Recorded information:
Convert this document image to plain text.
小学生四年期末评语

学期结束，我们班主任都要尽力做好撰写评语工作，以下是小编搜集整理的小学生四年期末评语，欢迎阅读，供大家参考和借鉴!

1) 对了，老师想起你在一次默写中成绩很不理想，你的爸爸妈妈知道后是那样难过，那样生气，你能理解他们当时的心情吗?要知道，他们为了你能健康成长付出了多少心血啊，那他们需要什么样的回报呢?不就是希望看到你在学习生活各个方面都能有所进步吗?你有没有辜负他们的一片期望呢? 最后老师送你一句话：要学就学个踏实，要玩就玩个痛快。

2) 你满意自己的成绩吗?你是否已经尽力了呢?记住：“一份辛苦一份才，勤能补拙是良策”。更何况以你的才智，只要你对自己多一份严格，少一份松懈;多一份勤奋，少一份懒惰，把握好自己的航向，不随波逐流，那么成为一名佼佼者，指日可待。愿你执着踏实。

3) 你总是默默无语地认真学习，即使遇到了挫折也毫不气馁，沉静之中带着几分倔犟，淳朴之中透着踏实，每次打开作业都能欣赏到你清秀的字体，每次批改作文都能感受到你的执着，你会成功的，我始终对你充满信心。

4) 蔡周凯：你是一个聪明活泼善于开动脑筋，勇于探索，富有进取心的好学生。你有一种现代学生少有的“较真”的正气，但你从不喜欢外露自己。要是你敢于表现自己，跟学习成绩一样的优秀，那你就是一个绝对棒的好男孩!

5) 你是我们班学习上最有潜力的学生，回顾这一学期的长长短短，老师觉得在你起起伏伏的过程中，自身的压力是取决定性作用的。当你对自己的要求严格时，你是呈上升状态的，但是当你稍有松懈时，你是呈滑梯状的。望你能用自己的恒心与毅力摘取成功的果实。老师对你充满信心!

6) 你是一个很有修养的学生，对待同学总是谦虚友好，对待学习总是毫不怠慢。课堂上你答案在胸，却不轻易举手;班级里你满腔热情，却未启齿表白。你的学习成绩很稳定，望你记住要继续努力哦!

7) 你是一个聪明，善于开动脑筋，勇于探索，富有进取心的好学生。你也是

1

...

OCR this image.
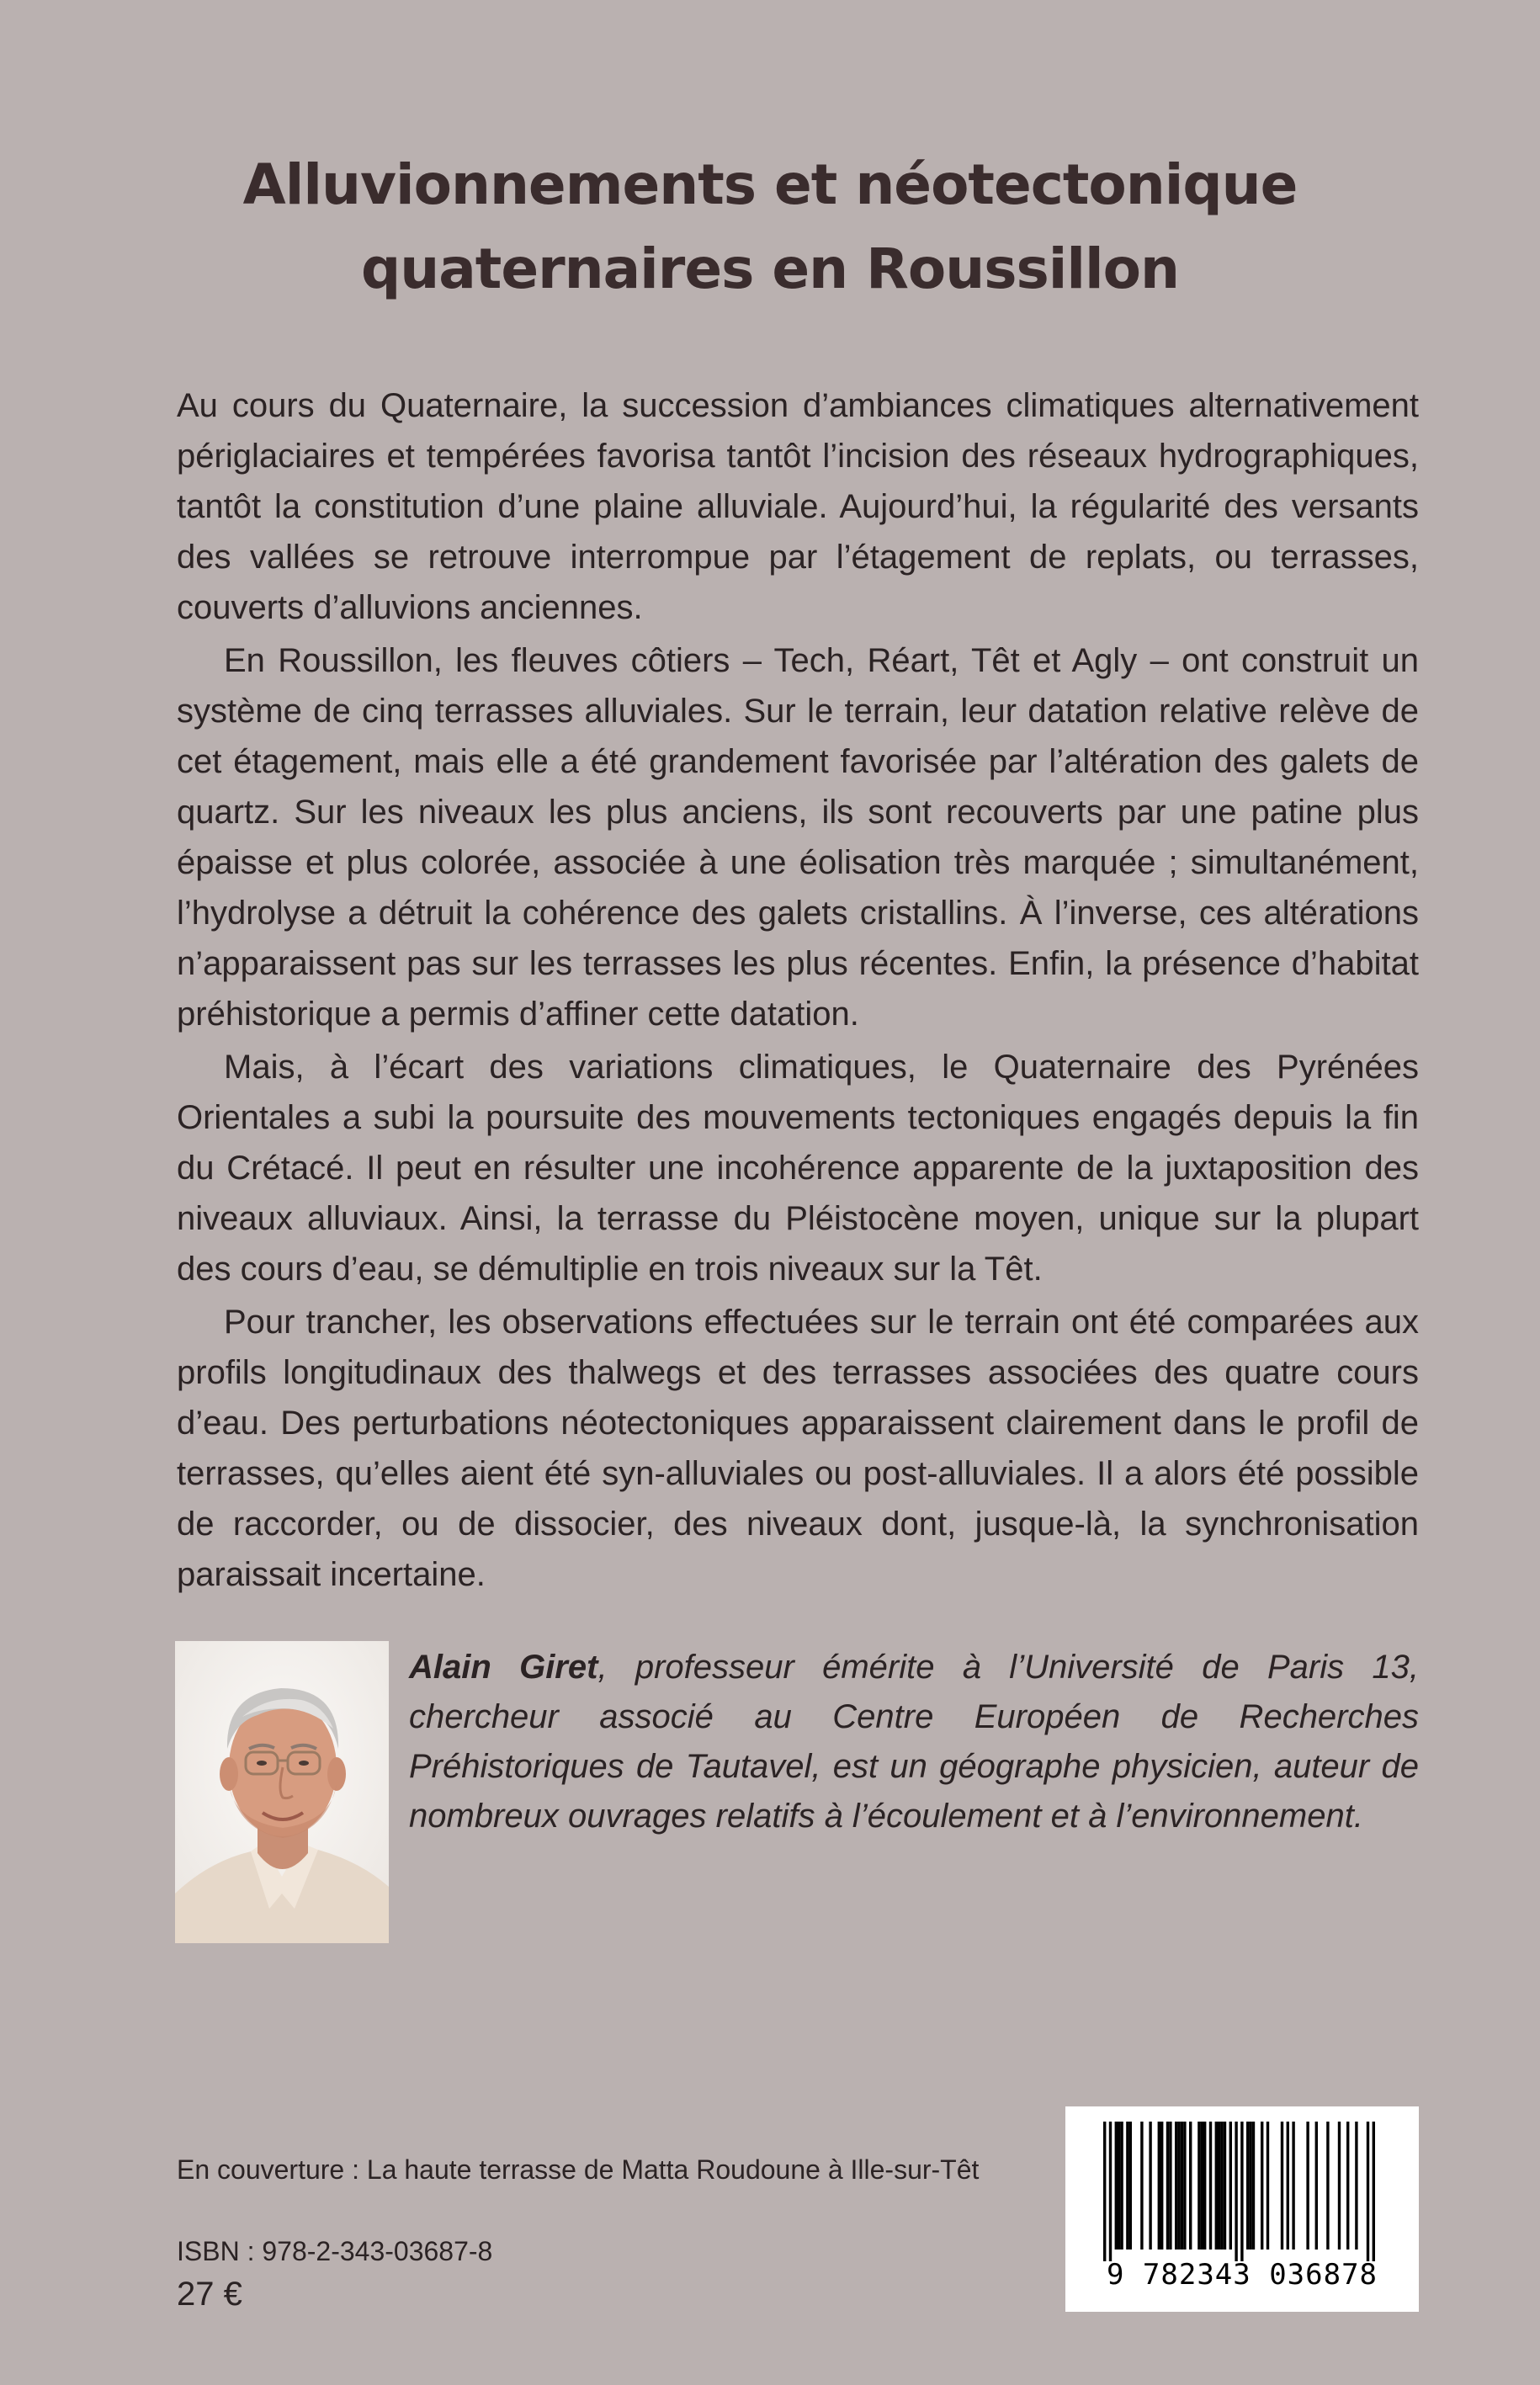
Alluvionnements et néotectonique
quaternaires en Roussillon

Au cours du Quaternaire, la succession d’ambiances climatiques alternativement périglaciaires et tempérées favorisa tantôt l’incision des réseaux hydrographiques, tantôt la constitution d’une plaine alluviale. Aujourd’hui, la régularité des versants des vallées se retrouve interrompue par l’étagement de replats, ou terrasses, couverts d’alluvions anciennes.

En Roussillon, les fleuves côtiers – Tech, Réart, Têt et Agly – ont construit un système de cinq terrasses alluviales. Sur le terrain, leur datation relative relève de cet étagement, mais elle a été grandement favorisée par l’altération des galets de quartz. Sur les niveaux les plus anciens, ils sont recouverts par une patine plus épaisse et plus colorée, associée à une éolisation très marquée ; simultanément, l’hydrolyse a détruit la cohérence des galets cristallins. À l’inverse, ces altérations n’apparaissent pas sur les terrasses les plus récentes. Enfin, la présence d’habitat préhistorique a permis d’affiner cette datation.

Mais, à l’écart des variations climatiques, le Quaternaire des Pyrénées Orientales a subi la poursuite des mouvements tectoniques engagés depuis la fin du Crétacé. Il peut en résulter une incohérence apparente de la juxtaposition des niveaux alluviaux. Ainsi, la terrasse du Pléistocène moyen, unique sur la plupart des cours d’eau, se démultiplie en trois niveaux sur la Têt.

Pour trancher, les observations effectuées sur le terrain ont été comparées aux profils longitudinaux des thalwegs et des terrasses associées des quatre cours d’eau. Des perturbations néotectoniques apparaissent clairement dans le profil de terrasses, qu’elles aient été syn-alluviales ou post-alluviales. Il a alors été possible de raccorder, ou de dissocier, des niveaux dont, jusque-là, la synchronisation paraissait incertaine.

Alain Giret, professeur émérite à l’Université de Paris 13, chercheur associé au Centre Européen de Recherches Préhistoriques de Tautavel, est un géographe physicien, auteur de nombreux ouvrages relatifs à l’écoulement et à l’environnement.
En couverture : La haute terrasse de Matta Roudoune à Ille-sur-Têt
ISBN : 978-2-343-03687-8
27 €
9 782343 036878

Work required:
Show every line in the records above that contains the word "勇于探索".

Full solution:
4) 蔡周凯：你是一个聪明活泼善于开动脑筋，勇于探索，富有进取心的好学生。你有一种现代学生少有的“较真”的正气，但你从不喜欢外露自己。要是你敢于表现自己，跟学习成绩一样的优秀，那你就是一个绝对棒的好男孩!
7) 你是一个聪明，善于开动脑筋，勇于探索，富有进取心的好学生。你也是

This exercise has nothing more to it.